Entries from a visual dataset
····················
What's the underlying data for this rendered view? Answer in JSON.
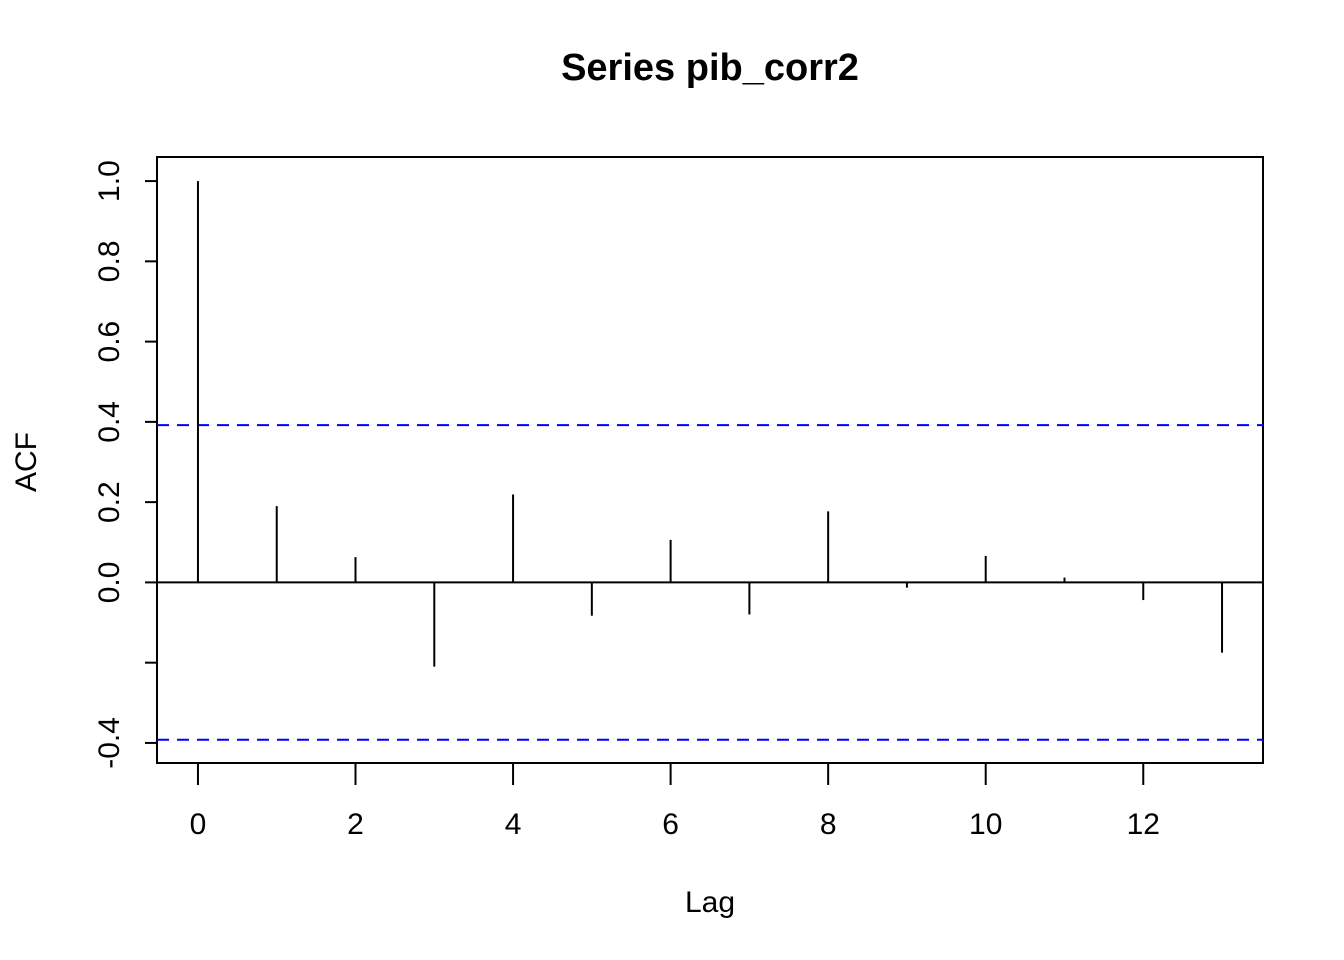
{
  "chart_data": {
    "type": "bar",
    "title": "Series  pib_corr2",
    "xlabel": "Lag",
    "ylabel": "ACF",
    "xlim": [
      -0.52,
      13.52
    ],
    "ylim": [
      -0.45,
      1.06
    ],
    "x_ticks": [
      0,
      2,
      4,
      6,
      8,
      10,
      12
    ],
    "x_tick_labels": [
      "0",
      "2",
      "4",
      "6",
      "8",
      "10",
      "12"
    ],
    "y_ticks": [
      -0.4,
      -0.2,
      0.0,
      0.2,
      0.4,
      0.6,
      0.8,
      1.0
    ],
    "y_tick_labels": [
      "-0.4",
      "",
      "0.0",
      "0.2",
      "0.4",
      "0.6",
      "0.8",
      "1.0"
    ],
    "x": [
      0,
      1,
      2,
      3,
      4,
      5,
      6,
      7,
      8,
      9,
      10,
      11,
      12,
      13
    ],
    "values": [
      1.0,
      0.19,
      0.063,
      -0.21,
      0.219,
      -0.083,
      0.106,
      -0.08,
      0.177,
      -0.013,
      0.066,
      0.012,
      -0.044,
      -0.175
    ],
    "confidence_band": 0.392,
    "colors": {
      "bars": "#000000",
      "confidence_band": "#0000ff",
      "axes": "#000000"
    },
    "grid": false
  }
}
····················
▸ THE PROBLEM
Pictures in the records must not appear in the copy; transcribe everything else precisely.

▸ EXERCISE RESULT
What's the underlying data for this rendered view? Answer in JSON.
{
  "chart_data": {
    "type": "bar",
    "title": "Series  pib_corr2",
    "xlabel": "Lag",
    "ylabel": "ACF",
    "xlim": [
      -0.52,
      13.52
    ],
    "ylim": [
      -0.45,
      1.06
    ],
    "x_ticks": [
      0,
      2,
      4,
      6,
      8,
      10,
      12
    ],
    "x_tick_labels": [
      "0",
      "2",
      "4",
      "6",
      "8",
      "10",
      "12"
    ],
    "y_ticks": [
      -0.4,
      -0.2,
      0.0,
      0.2,
      0.4,
      0.6,
      0.8,
      1.0
    ],
    "y_tick_labels": [
      "-0.4",
      "",
      "0.0",
      "0.2",
      "0.4",
      "0.6",
      "0.8",
      "1.0"
    ],
    "x": [
      0,
      1,
      2,
      3,
      4,
      5,
      6,
      7,
      8,
      9,
      10,
      11,
      12,
      13
    ],
    "values": [
      1.0,
      0.19,
      0.063,
      -0.21,
      0.219,
      -0.083,
      0.106,
      -0.08,
      0.177,
      -0.013,
      0.066,
      0.012,
      -0.044,
      -0.175
    ],
    "confidence_band": 0.392,
    "colors": {
      "bars": "#000000",
      "confidence_band": "#0000ff",
      "axes": "#000000"
    },
    "grid": false
  }
}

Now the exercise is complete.